Required work
Pictures do not belong in the copy; transcribe everything else in the records exactly.

:: Records for the task

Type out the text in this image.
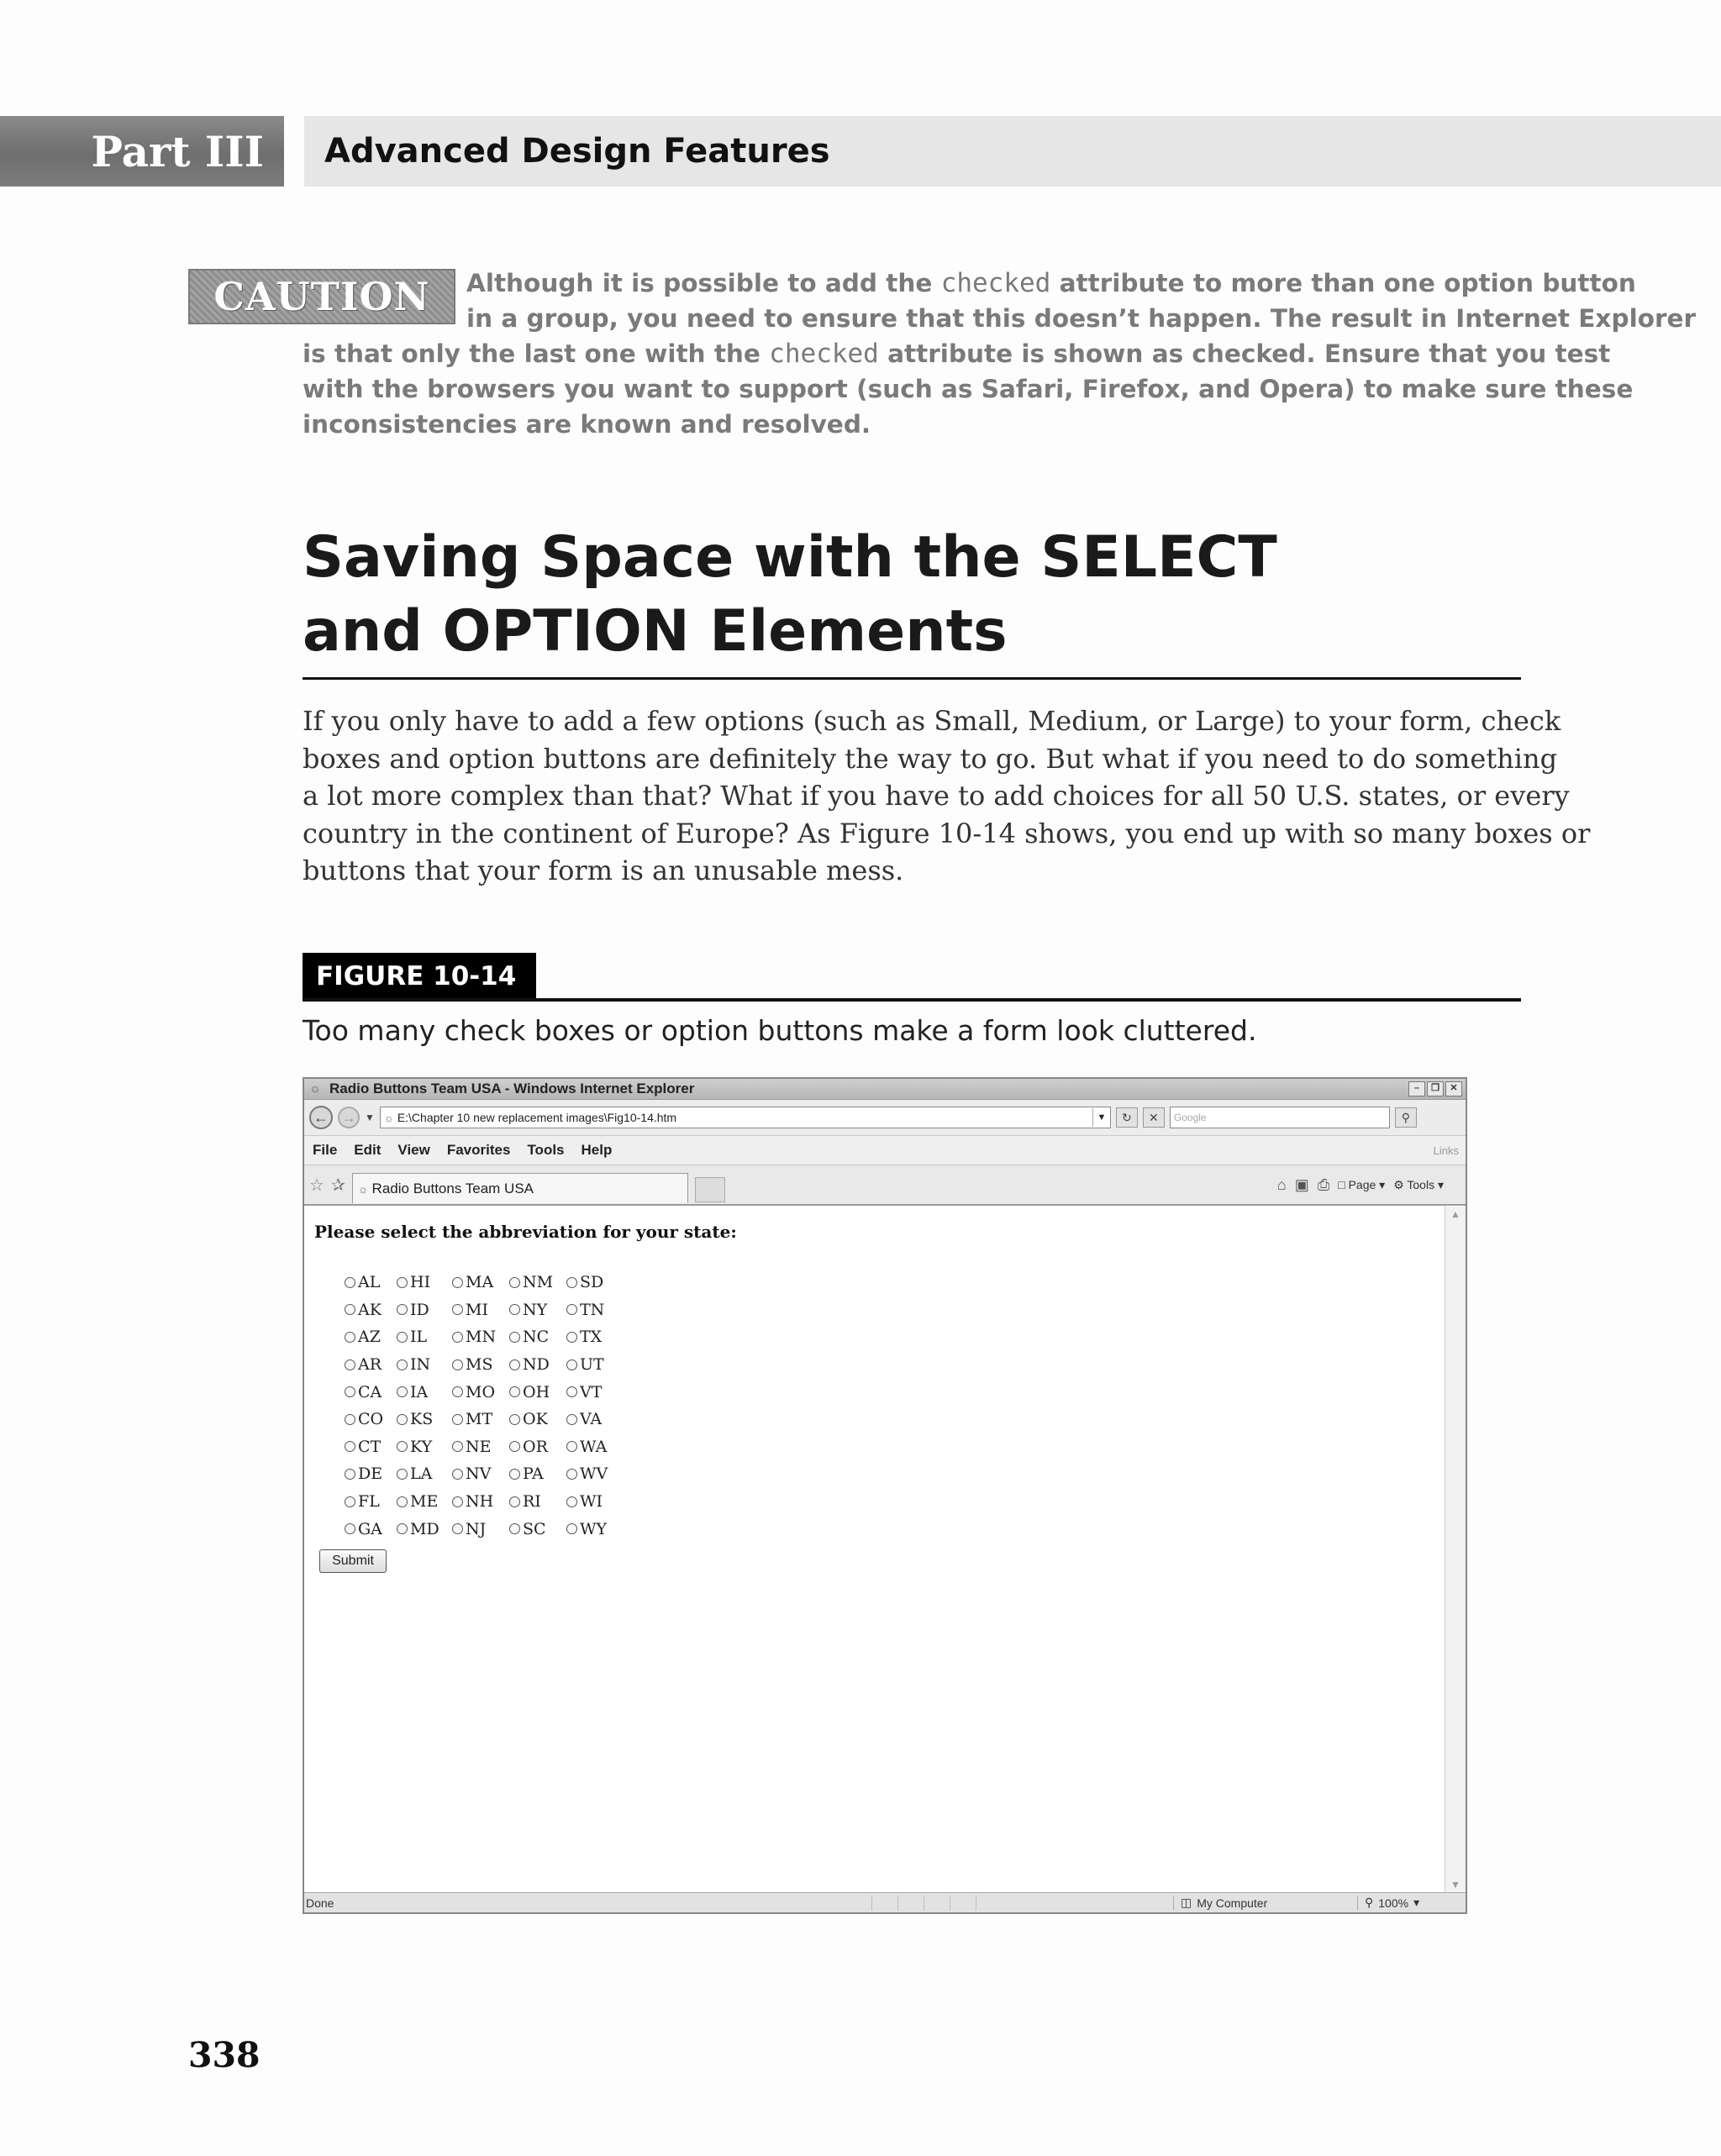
Part III	Advanced Design Features
CAUTION	Although it is possible to add the checked attribute to more than one option button

in a group, you need to ensure that this doesn’t happen. The result in Internet Explorer

is that only the last one with the checked attribute is shown as checked. Ensure that you test

with the browsers you want to support (such as Safari, Firefox, and Opera) to make sure these

inconsistencies are known and resolved.

Saving Space with the SELECT
and OPTION Elements

If you only have to add a few options (such as Small, Medium, or Large) to your form, check
boxes and option buttons are definitely the way to go. But what if you need to do something
a lot more complex than that? What if you have to add choices for all 50 U.S. states, or every
country in the continent of Europe? As Figure 10-14 shows, you end up with so many boxes or
buttons that your form is an unusable mess.

FIGURE 10-14

Too many check boxes or option buttons make a form look cluttered.

☼ Radio Buttons Team USA - Windows Internet Explorer	–	❐	✕
← → ▼ ☼ E:\Chapter 10 new replacement images\Fig10-14.htm	▼	↻	✕	Google	⚲
File Edit View Favorites Tools Help	Links
☆ ✰ ☼ Radio Buttons Team USA	⌂ ▣ ⎙ □ Page ▾ ⚙ Tools ▾
Please select the abbreviation for your state:
AL HI MA NM SD
AK ID MI NY TN
AZ IL MN NC TX
AR IN MS ND UT
CA IA MO OH VT
CO KS MT OK VA
CT KY NE OR WA
DE LA NV PA WV
FL ME NH RI WI
GA MD NJ SC WY
Submit
▲
▼
Done	◫ My Computer	⚲ 100% ▾
338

::::

Task output
Type out the text in this image.
Part III	Advanced Design Features
CAUTION	Although it is possible to add the checked attribute to more than one option button

in a group, you need to ensure that this doesn’t happen. The result in Internet Explorer

is that only the last one with the checked attribute is shown as checked. Ensure that you test

with the browsers you want to support (such as Safari, Firefox, and Opera) to make sure these

inconsistencies are known and resolved.

Saving Space with the SELECT
and OPTION Elements

If you only have to add a few options (such as Small, Medium, or Large) to your form, check
boxes and option buttons are definitely the way to go. But what if you need to do something
a lot more complex than that? What if you have to add choices for all 50 U.S. states, or every
country in the continent of Europe? As Figure 10-14 shows, you end up with so many boxes or
buttons that your form is an unusable mess.

FIGURE 10-14

Too many check boxes or option buttons make a form look cluttered.

☼ Radio Buttons Team USA - Windows Internet Explorer	–	❐	✕
← → ▼ ☼ E:\Chapter 10 new replacement images\Fig10-14.htm	▼	↻	✕	Google	⚲
File Edit View Favorites Tools Help	Links
☆ ✰ ☼ Radio Buttons Team USA	⌂ ▣ ⎙ □ Page ▾ ⚙ Tools ▾
Please select the abbreviation for your state:
AL HI MA NM SD
AK ID MI NY TN
AZ IL MN NC TX
AR IN MS ND UT
CA IA MO OH VT
CO KS MT OK VA
CT KY NE OR WA
DE LA NV PA WV
FL ME NH RI WI
GA MD NJ SC WY
Submit
▲
▼
Done	◫ My Computer	⚲ 100% ▾
338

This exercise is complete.